- Opening Delimiter -
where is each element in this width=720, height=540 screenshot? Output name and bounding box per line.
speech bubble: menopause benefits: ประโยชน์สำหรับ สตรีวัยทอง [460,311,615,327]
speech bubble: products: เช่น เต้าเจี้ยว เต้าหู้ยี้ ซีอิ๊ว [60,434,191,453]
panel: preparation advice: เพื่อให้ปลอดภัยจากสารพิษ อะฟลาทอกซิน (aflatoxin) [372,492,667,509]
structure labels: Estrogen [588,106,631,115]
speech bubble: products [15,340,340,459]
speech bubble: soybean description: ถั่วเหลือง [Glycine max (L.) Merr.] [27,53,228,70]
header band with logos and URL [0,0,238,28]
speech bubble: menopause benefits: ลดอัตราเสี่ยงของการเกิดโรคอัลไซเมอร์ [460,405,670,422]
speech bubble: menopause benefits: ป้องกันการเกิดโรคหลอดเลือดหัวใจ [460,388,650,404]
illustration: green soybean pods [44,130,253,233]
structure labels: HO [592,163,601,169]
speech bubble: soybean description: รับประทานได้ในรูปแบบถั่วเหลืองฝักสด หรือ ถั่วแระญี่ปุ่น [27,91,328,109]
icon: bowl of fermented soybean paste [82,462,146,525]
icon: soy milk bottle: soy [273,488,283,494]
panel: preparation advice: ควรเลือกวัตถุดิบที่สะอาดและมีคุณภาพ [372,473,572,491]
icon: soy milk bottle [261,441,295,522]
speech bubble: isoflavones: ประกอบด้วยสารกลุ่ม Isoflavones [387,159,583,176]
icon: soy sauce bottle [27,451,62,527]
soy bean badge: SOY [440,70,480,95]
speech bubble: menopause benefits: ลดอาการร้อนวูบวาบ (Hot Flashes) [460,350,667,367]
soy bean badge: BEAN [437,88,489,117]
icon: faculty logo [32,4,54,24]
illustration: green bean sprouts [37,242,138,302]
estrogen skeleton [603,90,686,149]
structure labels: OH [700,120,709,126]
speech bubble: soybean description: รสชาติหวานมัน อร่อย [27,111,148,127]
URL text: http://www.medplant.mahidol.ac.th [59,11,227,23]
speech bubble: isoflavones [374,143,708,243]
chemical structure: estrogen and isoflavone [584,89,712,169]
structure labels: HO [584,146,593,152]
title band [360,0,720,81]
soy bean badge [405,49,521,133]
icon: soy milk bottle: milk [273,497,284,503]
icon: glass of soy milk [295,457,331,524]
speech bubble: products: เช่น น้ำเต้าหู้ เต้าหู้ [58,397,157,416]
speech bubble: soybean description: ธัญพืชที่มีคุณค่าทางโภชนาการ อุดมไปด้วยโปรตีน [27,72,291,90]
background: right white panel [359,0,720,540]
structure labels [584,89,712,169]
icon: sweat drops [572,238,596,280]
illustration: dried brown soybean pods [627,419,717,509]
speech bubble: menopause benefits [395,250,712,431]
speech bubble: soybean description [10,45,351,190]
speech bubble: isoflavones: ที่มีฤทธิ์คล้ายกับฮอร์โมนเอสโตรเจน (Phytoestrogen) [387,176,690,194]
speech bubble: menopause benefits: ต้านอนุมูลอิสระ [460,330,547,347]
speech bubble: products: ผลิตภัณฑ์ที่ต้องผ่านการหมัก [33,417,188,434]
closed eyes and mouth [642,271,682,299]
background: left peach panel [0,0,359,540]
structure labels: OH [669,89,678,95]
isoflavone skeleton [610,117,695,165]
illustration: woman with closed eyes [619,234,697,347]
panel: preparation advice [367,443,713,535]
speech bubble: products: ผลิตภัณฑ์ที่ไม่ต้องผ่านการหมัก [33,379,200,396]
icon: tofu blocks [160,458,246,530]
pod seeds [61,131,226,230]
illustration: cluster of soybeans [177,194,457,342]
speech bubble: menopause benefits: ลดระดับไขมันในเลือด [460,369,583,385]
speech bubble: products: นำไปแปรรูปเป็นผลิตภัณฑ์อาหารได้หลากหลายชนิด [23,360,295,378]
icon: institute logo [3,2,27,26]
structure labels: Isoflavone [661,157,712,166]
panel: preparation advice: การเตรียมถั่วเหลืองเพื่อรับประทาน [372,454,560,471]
- Closing Delimiter -
## What to work on:
Reproduce every line of the records containing the string "skeleton".

## Response:
estrogen skeleton [603,90,686,149]
isoflavone skeleton [610,117,695,165]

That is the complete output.